■ **The problem**
Each record must be reproduced exactly as it is shown.

[Dataset records]

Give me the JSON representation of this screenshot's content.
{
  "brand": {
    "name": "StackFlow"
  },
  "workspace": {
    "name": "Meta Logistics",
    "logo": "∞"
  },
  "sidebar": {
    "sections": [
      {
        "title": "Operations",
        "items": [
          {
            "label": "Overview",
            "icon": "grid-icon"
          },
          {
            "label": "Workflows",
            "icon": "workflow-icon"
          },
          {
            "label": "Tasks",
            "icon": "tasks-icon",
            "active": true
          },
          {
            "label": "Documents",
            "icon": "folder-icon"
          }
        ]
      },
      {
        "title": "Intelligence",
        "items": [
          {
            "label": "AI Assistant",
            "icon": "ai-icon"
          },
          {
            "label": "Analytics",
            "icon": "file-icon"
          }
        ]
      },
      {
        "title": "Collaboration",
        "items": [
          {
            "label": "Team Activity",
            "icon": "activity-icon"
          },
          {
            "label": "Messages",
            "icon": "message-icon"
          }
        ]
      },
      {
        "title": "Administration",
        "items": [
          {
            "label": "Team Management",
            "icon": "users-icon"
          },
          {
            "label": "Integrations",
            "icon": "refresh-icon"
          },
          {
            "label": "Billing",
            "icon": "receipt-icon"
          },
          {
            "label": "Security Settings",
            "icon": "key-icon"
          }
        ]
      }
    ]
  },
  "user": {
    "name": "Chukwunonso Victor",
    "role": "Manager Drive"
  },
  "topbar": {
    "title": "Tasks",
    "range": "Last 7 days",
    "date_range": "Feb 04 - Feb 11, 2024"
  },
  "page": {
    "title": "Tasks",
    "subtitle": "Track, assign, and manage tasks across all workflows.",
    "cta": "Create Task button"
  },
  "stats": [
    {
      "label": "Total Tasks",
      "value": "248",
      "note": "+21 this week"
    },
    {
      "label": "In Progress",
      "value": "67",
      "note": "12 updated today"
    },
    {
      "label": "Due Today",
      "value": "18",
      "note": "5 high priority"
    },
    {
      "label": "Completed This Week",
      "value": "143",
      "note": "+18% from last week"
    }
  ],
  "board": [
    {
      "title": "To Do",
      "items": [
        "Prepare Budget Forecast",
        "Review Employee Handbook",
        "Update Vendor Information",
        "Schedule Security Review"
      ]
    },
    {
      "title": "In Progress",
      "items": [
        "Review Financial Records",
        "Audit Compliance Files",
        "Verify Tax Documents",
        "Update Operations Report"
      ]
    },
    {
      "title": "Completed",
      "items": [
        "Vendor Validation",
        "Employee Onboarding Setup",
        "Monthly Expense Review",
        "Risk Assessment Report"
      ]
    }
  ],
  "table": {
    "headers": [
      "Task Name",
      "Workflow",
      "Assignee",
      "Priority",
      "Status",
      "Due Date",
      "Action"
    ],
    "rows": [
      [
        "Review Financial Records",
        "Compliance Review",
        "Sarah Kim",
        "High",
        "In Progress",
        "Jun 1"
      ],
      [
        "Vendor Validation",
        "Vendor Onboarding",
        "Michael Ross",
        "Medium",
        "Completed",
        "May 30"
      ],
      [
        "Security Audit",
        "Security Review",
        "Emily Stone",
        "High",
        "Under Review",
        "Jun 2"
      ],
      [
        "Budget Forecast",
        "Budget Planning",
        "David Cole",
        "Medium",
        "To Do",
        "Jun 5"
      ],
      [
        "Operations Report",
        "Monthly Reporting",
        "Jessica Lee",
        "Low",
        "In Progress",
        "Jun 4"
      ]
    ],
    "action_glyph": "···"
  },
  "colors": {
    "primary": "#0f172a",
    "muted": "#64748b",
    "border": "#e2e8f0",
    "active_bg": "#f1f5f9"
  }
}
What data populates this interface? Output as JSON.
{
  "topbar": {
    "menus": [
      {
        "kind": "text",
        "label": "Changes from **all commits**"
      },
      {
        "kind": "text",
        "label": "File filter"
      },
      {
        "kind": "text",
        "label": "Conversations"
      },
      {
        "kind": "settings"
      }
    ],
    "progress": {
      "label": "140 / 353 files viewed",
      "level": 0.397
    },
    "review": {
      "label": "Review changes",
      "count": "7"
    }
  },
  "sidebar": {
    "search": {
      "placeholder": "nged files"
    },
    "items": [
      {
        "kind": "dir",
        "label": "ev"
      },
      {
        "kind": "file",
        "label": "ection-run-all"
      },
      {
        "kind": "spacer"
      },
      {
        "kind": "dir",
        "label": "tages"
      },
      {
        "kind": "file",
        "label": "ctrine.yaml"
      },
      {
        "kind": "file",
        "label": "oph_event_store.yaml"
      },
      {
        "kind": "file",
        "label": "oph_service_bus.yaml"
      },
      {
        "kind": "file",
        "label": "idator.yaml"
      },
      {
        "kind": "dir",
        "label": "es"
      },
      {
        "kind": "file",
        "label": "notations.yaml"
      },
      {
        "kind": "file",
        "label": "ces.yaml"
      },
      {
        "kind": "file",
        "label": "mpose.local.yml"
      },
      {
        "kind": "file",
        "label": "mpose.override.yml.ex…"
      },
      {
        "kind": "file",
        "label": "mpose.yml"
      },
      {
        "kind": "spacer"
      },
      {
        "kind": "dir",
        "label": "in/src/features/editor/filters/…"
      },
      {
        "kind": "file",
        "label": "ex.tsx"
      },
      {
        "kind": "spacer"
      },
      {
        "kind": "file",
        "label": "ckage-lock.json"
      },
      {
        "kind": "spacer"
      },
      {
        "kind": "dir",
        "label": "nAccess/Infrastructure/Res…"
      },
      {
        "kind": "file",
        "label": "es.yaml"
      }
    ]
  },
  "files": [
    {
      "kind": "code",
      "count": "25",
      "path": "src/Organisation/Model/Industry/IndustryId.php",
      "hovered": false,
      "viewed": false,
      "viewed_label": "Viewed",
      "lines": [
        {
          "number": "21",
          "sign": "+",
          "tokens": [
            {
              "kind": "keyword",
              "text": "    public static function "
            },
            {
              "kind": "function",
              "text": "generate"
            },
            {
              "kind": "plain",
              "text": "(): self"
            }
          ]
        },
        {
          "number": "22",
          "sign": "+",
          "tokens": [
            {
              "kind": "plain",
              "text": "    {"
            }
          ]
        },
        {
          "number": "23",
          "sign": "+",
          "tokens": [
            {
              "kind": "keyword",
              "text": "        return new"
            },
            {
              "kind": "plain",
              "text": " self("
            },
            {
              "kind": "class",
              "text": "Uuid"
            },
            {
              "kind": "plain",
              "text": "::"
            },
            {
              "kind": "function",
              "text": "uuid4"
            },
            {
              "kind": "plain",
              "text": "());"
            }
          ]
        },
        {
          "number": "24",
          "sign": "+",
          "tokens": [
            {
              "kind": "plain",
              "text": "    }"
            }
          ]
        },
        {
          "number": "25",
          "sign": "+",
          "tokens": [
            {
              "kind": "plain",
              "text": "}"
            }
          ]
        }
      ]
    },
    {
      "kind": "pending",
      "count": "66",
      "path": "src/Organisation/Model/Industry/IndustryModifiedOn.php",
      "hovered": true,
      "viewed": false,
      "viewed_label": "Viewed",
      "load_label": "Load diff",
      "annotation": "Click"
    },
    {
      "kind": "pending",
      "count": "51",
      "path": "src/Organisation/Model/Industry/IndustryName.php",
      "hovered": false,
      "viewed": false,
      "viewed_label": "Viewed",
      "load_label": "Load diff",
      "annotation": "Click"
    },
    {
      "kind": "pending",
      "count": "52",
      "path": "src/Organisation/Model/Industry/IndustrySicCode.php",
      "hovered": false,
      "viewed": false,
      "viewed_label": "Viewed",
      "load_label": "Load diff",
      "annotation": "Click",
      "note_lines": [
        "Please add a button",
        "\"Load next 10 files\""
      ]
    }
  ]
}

■ **Correct result**
Give me the JSON representation of this screenshot's content.
{
  "brand": {
    "name": "StackFlow"
  },
  "workspace": {
    "name": "Meta Logistics",
    "logo": "∞"
  },
  "sidebar": {
    "sections": [
      {
        "title": "Operations",
        "items": [
          {
            "label": "Overview",
            "icon": "grid-icon"
          },
          {
            "label": "Workflows",
            "icon": "workflow-icon"
          },
          {
            "label": "Tasks",
            "icon": "tasks-icon",
            "active": true
          },
          {
            "label": "Documents",
            "icon": "folder-icon"
          }
        ]
      },
      {
        "title": "Intelligence",
        "items": [
          {
            "label": "AI Assistant",
            "icon": "ai-icon"
          },
          {
            "label": "Analytics",
            "icon": "file-icon"
          }
        ]
      },
      {
        "title": "Collaboration",
        "items": [
          {
            "label": "Team Activity",
            "icon": "activity-icon"
          },
          {
            "label": "Messages",
            "icon": "message-icon"
          }
        ]
      },
      {
        "title": "Administration",
        "items": [
          {
            "label": "Team Management",
            "icon": "users-icon"
          },
          {
            "label": "Integrations",
            "icon": "refresh-icon"
          },
          {
            "label": "Billing",
            "icon": "receipt-icon"
          },
          {
            "label": "Security Settings",
            "icon": "key-icon"
          }
        ]
      }
    ]
  },
  "user": {
    "name": "Chukwunonso Victor",
    "role": "Manager Drive"
  },
  "topbar": {
    "title": "Tasks",
    "range": "Last 7 days",
    "date_range": "Feb 04 - Feb 11, 2024"
  },
  "page": {
    "title": "Tasks",
    "subtitle": "Track, assign, and manage tasks across all workflows.",
    "cta": "Create Task button"
  },
  "stats": [
    {
      "label": "Total Tasks",
      "value": "248",
      "note": "+21 this week"
    },
    {
      "label": "In Progress",
      "value": "67",
      "note": "12 updated today"
    },
    {
      "label": "Due Today",
      "value": "18",
      "note": "5 high priority"
    },
    {
      "label": "Completed This Week",
      "value": "143",
      "note": "+18% from last week"
    }
  ],
  "board": [
    {
      "title": "To Do",
      "items": [
        "Prepare Budget Forecast",
        "Review Employee Handbook",
        "Update Vendor Information",
        "Schedule Security Review"
      ]
    },
    {
      "title": "In Progress",
      "items": [
        "Review Financial Records",
        "Audit Compliance Files",
        "Verify Tax Documents",
        "Update Operations Report"
      ]
    },
    {
      "title": "Completed",
      "items": [
        "Vendor Validation",
        "Employee Onboarding Setup",
        "Monthly Expense Review",
        "Risk Assessment Report"
      ]
    }
  ],
  "table": {
    "headers": [
      "Task Name",
      "Workflow",
      "Assignee",
      "Priority",
      "Status",
      "Due Date",
      "Action"
    ],
    "rows": [
      [
        "Review Financial Records",
        "Compliance Review",
        "Sarah Kim",
        "High",
        "In Progress",
        "Jun 1"
      ],
      [
        "Vendor Validation",
        "Vendor Onboarding",
        "Michael Ross",
        "Medium",
        "Completed",
        "May 30"
      ],
      [
        "Security Audit",
        "Security Review",
        "Emily Stone",
        "High",
        "Under Review",
        "Jun 2"
      ],
      [
        "Budget Forecast",
        "Budget Planning",
        "David Cole",
        "Medium",
        "To Do",
        "Jun 5"
      ],
      [
        "Operations Report",
        "Monthly Reporting",
        "Jessica Lee",
        "Low",
        "In Progress",
        "Jun 4"
      ]
    ],
    "action_glyph": "···"
  },
  "colors": {
    "primary": "#0f172a",
    "muted": "#64748b",
    "border": "#e2e8f0",
    "active_bg": "#f1f5f9"
  }
}
What data populates this interface? Output as JSON.
{
  "topbar": {
    "menus": [
      {
        "kind": "text",
        "label": "Changes from **all commits**"
      },
      {
        "kind": "text",
        "label": "File filter"
      },
      {
        "kind": "text",
        "label": "Conversations"
      },
      {
        "kind": "settings"
      }
    ],
    "progress": {
      "label": "140 / 353 files viewed",
      "level": 0.397
    },
    "review": {
      "label": "Review changes",
      "count": "7"
    }
  },
  "sidebar": {
    "search": {
      "placeholder": "nged files"
    },
    "items": [
      {
        "kind": "dir",
        "label": "ev"
      },
      {
        "kind": "file",
        "label": "ection-run-all"
      },
      {
        "kind": "spacer"
      },
      {
        "kind": "dir",
        "label": "tages"
      },
      {
        "kind": "file",
        "label": "ctrine.yaml"
      },
      {
        "kind": "file",
        "label": "oph_event_store.yaml"
      },
      {
        "kind": "file",
        "label": "oph_service_bus.yaml"
      },
      {
        "kind": "file",
        "label": "idator.yaml"
      },
      {
        "kind": "dir",
        "label": "es"
      },
      {
        "kind": "file",
        "label": "notations.yaml"
      },
      {
        "kind": "file",
        "label": "ces.yaml"
      },
      {
        "kind": "file",
        "label": "mpose.local.yml"
      },
      {
        "kind": "file",
        "label": "mpose.override.yml.ex…"
      },
      {
        "kind": "file",
        "label": "mpose.yml"
      },
      {
        "kind": "spacer"
      },
      {
        "kind": "dir",
        "label": "in/src/features/editor/filters/…"
      },
      {
        "kind": "file",
        "label": "ex.tsx"
      },
      {
        "kind": "spacer"
      },
      {
        "kind": "file",
        "label": "ckage-lock.json"
      },
      {
        "kind": "spacer"
      },
      {
        "kind": "dir",
        "label": "nAccess/Infrastructure/Res…"
      },
      {
        "kind": "file",
        "label": "es.yaml"
      }
    ]
  },
  "files": [
    {
      "kind": "code",
      "count": "25",
      "path": "src/Organisation/Model/Industry/IndustryId.php",
      "hovered": false,
      "viewed": false,
      "viewed_label": "Viewed",
      "lines": [
        {
          "number": "21",
          "sign": "+",
          "tokens": [
            {
              "kind": "keyword",
              "text": "    public static function "
            },
            {
              "kind": "function",
              "text": "generate"
            },
            {
              "kind": "plain",
              "text": "(): self"
            }
          ]
        },
        {
          "number": "22",
          "sign": "+",
          "tokens": [
            {
              "kind": "plain",
              "text": "    {"
            }
          ]
        },
        {
          "number": "23",
          "sign": "+",
          "tokens": [
            {
              "kind": "keyword",
              "text": "        return new"
            },
            {
              "kind": "plain",
              "text": " self("
            },
            {
              "kind": "class",
              "text": "Uuid"
            },
            {
              "kind": "plain",
              "text": "::"
            },
            {
              "kind": "function",
              "text": "uuid4"
            },
            {
              "kind": "plain",
              "text": "());"
            }
          ]
        },
        {
          "number": "24",
          "sign": "+",
          "tokens": [
            {
              "kind": "plain",
              "text": "    }"
            }
          ]
        },
        {
          "number": "25",
          "sign": "+",
          "tokens": [
            {
              "kind": "plain",
              "text": "}"
            }
          ]
        }
      ]
    },
    {
      "kind": "pending",
      "count": "66",
      "path": "src/Organisation/Model/Industry/IndustryModifiedOn.php",
      "hovered": true,
      "viewed": false,
      "viewed_label": "Viewed",
      "load_label": "Load diff",
      "annotation": "Click"
    },
    {
      "kind": "pending",
      "count": "51",
      "path": "src/Organisation/Model/Industry/IndustryName.php",
      "hovered": false,
      "viewed": false,
      "viewed_label": "Viewed",
      "load_label": "Load diff",
      "annotation": "Click"
    },
    {
      "kind": "pending",
      "count": "52",
      "path": "src/Organisation/Model/Industry/IndustrySicCode.php",
      "hovered": false,
      "viewed": false,
      "viewed_label": "Viewed",
      "load_label": "Load diff",
      "annotation": "Click",
      "note_lines": [
        "Please add a button",
        "\"Load next 10 files\""
      ]
    }
  ]
}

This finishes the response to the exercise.